• _To do_
Locate all lines with the word "أربع". Copy them.

• _The input_
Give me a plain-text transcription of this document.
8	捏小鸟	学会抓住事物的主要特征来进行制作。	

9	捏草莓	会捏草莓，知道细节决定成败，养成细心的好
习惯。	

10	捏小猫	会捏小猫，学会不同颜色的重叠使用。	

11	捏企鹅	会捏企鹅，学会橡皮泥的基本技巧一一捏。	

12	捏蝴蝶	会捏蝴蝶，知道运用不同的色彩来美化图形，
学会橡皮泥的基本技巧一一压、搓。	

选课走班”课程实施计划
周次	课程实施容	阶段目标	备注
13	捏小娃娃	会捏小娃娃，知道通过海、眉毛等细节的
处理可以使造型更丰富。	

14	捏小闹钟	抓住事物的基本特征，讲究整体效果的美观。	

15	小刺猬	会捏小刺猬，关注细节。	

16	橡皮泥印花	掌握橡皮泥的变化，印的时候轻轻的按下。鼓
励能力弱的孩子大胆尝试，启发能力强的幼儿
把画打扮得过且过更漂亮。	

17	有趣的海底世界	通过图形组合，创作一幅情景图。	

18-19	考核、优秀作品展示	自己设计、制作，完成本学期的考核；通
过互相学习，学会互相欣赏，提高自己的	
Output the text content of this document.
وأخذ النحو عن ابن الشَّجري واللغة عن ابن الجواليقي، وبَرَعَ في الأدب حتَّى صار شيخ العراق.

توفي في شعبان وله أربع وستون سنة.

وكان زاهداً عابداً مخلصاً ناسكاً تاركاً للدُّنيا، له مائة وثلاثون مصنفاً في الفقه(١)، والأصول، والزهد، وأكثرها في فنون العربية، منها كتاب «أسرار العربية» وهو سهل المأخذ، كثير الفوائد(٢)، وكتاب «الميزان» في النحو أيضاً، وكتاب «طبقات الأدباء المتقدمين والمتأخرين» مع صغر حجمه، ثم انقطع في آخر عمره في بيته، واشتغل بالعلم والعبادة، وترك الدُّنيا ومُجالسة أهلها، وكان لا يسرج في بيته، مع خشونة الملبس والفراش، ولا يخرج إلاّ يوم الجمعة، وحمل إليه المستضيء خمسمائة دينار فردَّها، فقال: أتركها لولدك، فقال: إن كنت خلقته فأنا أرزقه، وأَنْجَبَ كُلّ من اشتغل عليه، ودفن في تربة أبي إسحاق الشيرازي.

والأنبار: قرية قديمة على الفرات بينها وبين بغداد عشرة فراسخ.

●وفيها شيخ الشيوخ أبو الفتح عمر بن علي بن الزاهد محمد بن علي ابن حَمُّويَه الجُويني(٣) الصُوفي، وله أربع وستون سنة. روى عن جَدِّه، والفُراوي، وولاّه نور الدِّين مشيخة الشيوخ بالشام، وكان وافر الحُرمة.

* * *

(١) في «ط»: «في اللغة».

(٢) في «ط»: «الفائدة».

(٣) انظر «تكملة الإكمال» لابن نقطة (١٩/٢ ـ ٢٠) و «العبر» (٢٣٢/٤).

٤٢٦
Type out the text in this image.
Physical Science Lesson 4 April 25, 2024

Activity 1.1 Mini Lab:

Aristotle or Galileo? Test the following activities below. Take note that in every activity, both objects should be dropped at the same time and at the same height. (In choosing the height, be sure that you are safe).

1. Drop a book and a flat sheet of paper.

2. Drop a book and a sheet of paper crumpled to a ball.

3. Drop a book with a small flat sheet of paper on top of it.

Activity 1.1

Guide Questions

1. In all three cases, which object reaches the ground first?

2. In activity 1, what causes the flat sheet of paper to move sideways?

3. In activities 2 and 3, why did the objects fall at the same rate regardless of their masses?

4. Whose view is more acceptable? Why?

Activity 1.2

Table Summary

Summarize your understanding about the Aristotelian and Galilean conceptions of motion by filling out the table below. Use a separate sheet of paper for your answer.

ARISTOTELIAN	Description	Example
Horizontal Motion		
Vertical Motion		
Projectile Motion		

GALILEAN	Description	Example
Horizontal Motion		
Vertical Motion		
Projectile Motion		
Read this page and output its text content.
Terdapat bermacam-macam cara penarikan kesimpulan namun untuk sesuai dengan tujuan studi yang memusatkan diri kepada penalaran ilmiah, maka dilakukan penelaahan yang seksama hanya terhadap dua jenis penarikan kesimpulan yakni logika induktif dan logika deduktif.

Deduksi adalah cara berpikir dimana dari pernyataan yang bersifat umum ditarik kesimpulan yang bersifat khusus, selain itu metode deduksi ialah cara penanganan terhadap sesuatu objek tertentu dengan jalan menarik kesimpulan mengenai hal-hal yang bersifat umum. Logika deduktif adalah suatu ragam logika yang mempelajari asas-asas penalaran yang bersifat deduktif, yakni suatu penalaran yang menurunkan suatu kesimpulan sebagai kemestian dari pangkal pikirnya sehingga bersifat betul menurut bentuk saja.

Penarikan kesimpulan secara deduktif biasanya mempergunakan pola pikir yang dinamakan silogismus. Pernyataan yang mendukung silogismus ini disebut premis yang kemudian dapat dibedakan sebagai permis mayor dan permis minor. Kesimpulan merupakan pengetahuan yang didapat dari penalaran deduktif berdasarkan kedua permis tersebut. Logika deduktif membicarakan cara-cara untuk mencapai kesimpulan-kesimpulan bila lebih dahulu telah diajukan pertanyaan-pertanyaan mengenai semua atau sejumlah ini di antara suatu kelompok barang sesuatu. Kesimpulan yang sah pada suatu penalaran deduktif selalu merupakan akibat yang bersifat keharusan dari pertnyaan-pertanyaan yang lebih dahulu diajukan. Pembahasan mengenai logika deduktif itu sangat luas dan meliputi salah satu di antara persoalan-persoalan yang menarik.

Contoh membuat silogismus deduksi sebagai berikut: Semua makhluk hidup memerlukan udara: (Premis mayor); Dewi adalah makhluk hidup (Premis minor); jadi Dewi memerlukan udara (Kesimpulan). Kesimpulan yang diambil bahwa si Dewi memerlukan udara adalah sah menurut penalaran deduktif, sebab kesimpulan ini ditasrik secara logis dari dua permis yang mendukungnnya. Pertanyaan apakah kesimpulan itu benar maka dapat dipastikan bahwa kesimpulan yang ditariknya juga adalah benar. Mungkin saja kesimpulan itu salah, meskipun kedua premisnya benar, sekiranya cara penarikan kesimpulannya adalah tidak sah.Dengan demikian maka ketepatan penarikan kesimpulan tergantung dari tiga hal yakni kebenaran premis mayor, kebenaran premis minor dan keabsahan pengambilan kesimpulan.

• _Exercise result_
توفي في شعبان وله أربع وستون سنة.
●وفيها شيخ الشيوخ أبو الفتح عمر بن علي بن الزاهد محمد بن علي ابن حَمُّويَه الجُويني(٣) الصُوفي، وله أربع وستون سنة. روى عن جَدِّه، والفُراوي، وولاّه نور الدِّين مشيخة الشيوخ بالشام، وكان وافر الحُرمة.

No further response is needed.